- _List of tasks_
1. Answer these questions from the text on the Sudanese Communist Party:
(a) In what year did the SCP lead the general strike that brought down General Ibrahim Abboud's military dictatorship?
(b) How many deaths were the police and military responsible for during those five days?
(c) Which earlier position did the SCP drop after joining the bourgeois transitional government?
2. Reproduce word for word the passage of the text on the Sudanese Communist Party between "While what Joseph" and "eventually execute him.", inclusive.

- _Selected excerpt_
☆ ☆ ☆ ☆ ☆

While what Joseph Garang exposed here was correct, the compromises of the SCP by that point would lead to the demise of the Sudanese Communist Party’s work. These included the compromise of accepting autonomy in the South rather than demanding full independence as well as Joseph Gorang attempting government alliances with elements of the bourgeoisie who would eventually execute him.

Sudan did at one time have a strong communist movement led by the SCP that supported South Sudan’s right to independence. The Sudanese Communist Party (SCP) had members across many nationalities in the north as well as in South Sudan. The SCP was a mass party and they were such a powerful force in the working class that the general strike they led in 1964 brought down the military dictatorship of General Ibrahim Abboud. Mass demonstrations and general strikes took place in Khartoum and spread to Port Sudan, Wad Medani, El Obeid, Kassala, and Atbara. Factories, shops, offices, and transportation services were all shut down. Curfews were ignored. In those five days the police and military were responsible for the deaths of 34 people and for 153 injuries. Brutal police and army patrols were directly challenged.

Two days into the general strike and five days into the mass uprising, General Ibrahim Abbud was forced to step down from his position as dictator of Sudan. Yet, it was he who left behind a bourgeois transitional government. Rather than continuing to fight to smash this capitalist state whose cops and military had just brutalized and martyred many Sudanese people, the SCP instead accepted the invitation to join that bourgeois transitional government where they were given the majority of ministerial positions. The SCP accepted those positions, but did not use them to fight for plebian power or to smash the capitalist state. Instead, they became mired in bourgeois politics and compromise. Among those compromises was dropping their previous position of support for South Sudan’s independence. Their new compromise position of supporting regional autonomy for South Sudan under the rule of the northern Sudanese state was, to a large degree, nothing more than nice words to sugar coat a position for the continued oppression of South Sudan under the rule of the northern capitalist state.

A key reason for the SCP’s betrayal of the potential of the October 1964 Revolution was the SCP’s Stalinist / Menshevik position of two stage revolution rather than the Leninist-Trotskyist theory of permanent revolution. Despite the strength of the SCP and the Sudanese working class in the 1964 general strike, the SCP sought an alliance with some non-existent progressive wing of the Sudanese bourgeoisie rather than pursuing a program of workers and peasants power and socialist revolution. These compromises were at the root of the SCP’s betrayal of the oppressed peoples of South Sudan.

☆ ☆ ☆ ☆ ☆

- _Stored records_
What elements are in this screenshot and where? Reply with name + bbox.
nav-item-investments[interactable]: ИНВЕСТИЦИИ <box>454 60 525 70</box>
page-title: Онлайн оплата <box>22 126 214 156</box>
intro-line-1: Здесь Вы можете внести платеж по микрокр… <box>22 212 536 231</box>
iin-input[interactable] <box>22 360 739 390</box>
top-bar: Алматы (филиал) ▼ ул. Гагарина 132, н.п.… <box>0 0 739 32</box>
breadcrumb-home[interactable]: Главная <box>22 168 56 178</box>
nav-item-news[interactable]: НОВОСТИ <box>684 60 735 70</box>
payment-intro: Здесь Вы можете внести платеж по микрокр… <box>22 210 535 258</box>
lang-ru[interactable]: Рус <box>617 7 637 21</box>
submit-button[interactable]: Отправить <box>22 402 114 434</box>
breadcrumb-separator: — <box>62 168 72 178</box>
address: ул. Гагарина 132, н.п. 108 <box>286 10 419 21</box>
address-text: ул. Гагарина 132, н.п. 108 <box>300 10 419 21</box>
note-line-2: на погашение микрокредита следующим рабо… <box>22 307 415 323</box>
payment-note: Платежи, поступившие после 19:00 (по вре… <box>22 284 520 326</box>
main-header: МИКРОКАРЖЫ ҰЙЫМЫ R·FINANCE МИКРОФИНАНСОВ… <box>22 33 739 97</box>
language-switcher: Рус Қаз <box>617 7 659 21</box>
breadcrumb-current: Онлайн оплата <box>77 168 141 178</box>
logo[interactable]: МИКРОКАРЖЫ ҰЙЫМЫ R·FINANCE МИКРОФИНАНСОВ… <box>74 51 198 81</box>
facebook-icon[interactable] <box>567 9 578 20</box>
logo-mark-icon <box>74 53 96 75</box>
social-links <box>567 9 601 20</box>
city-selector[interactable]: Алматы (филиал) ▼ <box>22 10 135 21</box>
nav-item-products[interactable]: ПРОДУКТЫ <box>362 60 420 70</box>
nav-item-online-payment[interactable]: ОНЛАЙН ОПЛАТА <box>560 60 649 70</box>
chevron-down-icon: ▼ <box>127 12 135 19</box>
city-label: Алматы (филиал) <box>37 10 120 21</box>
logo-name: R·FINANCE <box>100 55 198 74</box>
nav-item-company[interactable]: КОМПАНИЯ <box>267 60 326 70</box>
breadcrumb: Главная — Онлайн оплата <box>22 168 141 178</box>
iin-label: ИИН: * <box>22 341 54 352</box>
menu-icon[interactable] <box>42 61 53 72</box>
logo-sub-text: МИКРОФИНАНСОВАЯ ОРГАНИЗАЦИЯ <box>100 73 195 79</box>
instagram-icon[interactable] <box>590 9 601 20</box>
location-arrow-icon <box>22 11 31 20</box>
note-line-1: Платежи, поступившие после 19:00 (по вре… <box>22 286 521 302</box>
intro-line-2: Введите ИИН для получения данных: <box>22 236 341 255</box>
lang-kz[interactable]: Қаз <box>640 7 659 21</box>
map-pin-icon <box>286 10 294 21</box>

☆ ☆ ☆ ☆ ☆

- _Answers for the tasks_
1.
(a) 1964
(b) 34
(c) Its support for South Sudan's independence

2.
While what Joseph Garang exposed here was correct, the compromises of the SCP by that point would lead to the demise of the Sudanese Communist Party’s work. These included the compromise of accepting autonomy in the South rather than demanding full independence as well as Joseph Gorang attempting government alliances with elements of the bourgeoisie who would eventually execute him.